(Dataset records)
— start —

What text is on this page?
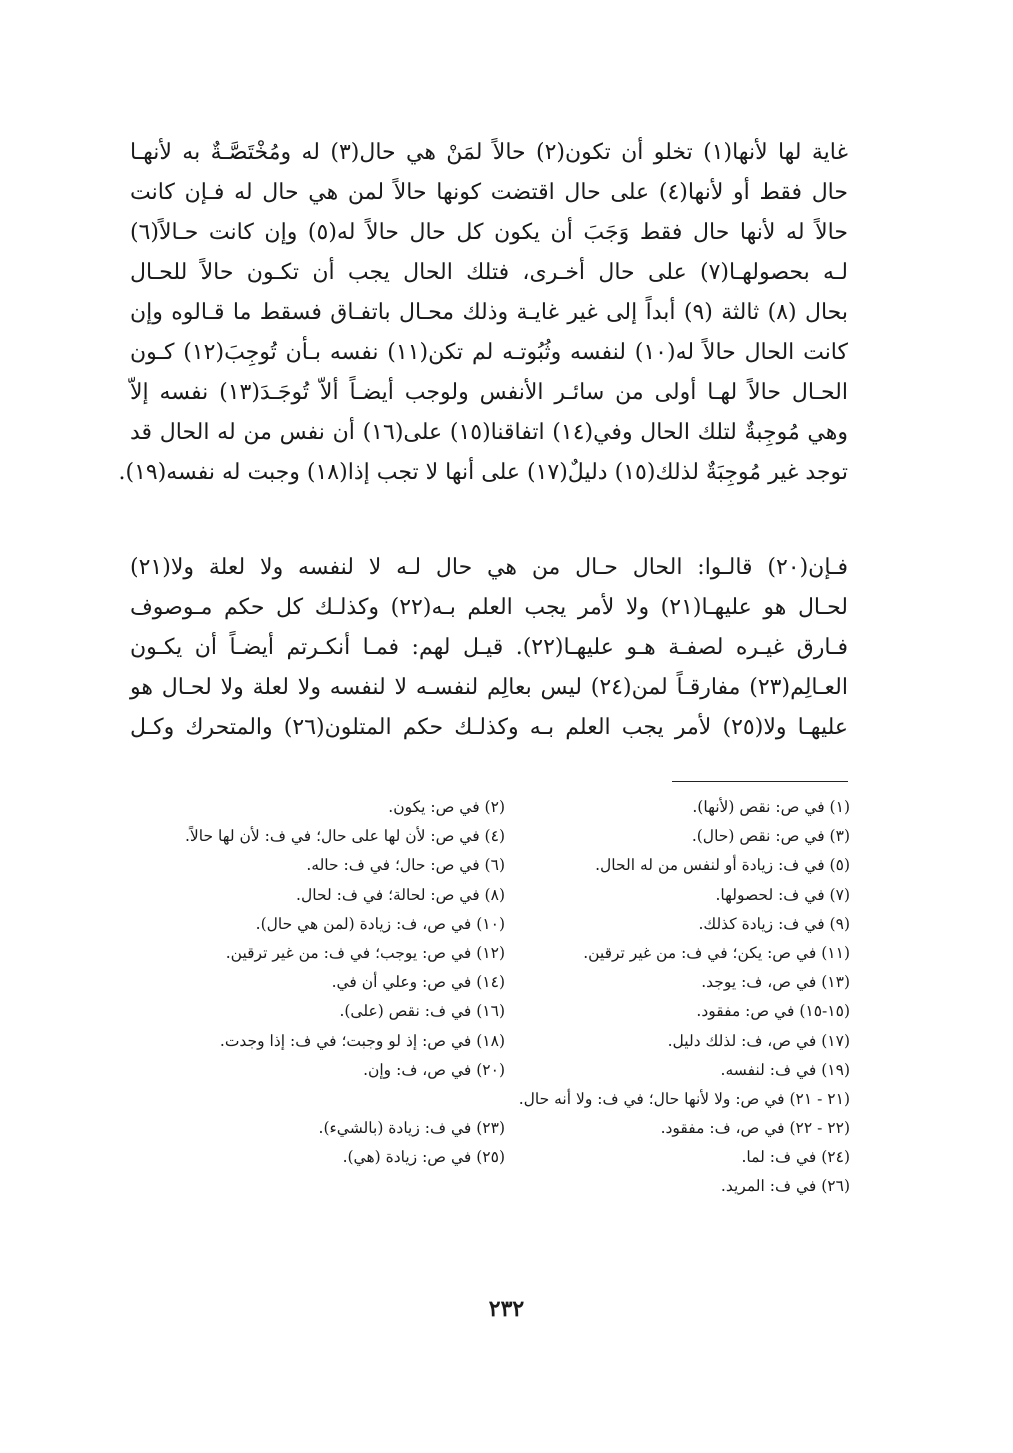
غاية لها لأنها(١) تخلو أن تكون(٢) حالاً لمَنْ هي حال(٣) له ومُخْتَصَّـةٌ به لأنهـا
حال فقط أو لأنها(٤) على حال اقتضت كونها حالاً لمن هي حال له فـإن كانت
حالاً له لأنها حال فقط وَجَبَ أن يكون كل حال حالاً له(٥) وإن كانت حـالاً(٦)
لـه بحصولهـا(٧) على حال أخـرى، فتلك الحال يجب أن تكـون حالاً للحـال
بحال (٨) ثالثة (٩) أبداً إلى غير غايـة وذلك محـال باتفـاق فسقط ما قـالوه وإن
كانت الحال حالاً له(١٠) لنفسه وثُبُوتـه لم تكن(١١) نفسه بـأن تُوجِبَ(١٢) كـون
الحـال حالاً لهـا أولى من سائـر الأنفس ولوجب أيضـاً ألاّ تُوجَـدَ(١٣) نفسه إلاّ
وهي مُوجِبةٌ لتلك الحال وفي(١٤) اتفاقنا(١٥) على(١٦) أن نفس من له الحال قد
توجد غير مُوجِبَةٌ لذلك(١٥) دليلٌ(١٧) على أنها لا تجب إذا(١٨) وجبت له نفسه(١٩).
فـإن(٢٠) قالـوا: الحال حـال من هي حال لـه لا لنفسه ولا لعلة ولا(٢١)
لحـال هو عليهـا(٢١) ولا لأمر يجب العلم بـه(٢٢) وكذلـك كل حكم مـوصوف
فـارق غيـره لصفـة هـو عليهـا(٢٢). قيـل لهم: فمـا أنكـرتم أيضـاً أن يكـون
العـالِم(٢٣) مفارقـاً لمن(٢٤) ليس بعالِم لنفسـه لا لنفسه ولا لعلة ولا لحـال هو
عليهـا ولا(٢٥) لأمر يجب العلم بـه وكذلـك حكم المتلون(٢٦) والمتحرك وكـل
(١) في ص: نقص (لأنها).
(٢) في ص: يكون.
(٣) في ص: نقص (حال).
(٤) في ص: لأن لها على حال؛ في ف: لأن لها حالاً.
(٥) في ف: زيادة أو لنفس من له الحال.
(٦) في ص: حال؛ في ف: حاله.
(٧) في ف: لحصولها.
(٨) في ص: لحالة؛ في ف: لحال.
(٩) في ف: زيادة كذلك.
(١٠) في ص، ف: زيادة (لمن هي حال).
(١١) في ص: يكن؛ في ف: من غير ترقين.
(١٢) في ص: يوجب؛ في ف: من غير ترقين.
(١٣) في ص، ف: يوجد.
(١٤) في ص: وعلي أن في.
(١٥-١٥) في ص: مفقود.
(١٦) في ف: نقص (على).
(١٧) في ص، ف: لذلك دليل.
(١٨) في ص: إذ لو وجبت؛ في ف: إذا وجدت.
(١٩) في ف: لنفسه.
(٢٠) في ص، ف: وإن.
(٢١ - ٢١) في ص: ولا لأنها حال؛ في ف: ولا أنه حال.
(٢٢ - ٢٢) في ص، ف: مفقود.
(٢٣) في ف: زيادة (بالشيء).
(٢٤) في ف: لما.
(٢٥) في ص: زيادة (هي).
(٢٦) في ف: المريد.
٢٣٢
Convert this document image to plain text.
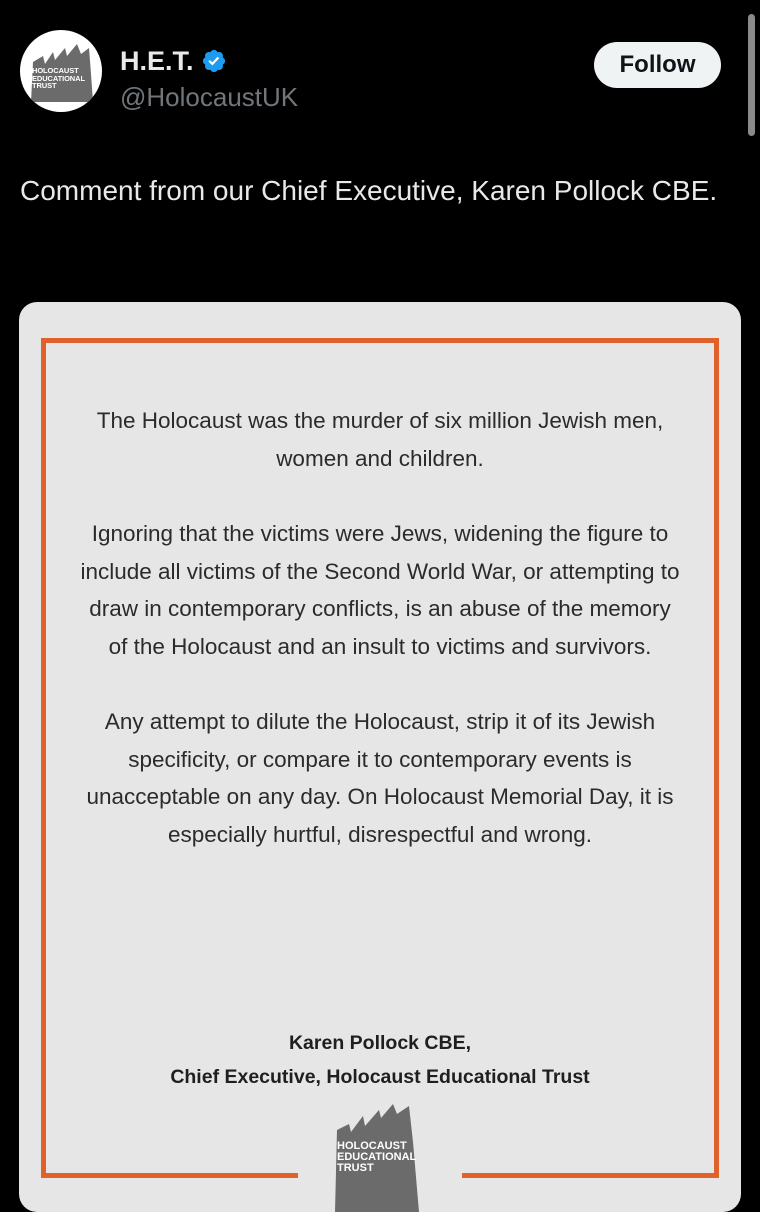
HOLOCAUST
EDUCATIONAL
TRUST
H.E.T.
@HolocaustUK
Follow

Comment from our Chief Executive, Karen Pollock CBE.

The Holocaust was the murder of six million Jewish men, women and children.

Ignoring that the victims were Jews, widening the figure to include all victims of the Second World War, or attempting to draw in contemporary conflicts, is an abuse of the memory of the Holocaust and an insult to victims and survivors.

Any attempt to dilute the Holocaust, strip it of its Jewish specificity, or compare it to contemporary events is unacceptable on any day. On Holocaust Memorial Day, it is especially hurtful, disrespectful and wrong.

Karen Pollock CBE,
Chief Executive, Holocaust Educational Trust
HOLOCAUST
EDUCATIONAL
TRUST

— end —

Requirements - Take the lines from the one that contains "Convert this document image to plain text." down to the last line of the listing above, both included, and set them down exactly, leaving out pictures.

The reply -
Convert this document image to plain text.
HOLOCAUST
EDUCATIONAL
TRUST
H.E.T.
@HolocaustUK
Follow

Comment from our Chief Executive, Karen Pollock CBE.

The Holocaust was the murder of six million Jewish men, women and children.

Ignoring that the victims were Jews, widening the figure to include all victims of the Second World War, or attempting to draw in contemporary conflicts, is an abuse of the memory of the Holocaust and an insult to victims and survivors.

Any attempt to dilute the Holocaust, strip it of its Jewish specificity, or compare it to contemporary events is unacceptable on any day. On Holocaust Memorial Day, it is especially hurtful, disrespectful and wrong.

Karen Pollock CBE,
Chief Executive, Holocaust Educational Trust
HOLOCAUST
EDUCATIONAL
TRUST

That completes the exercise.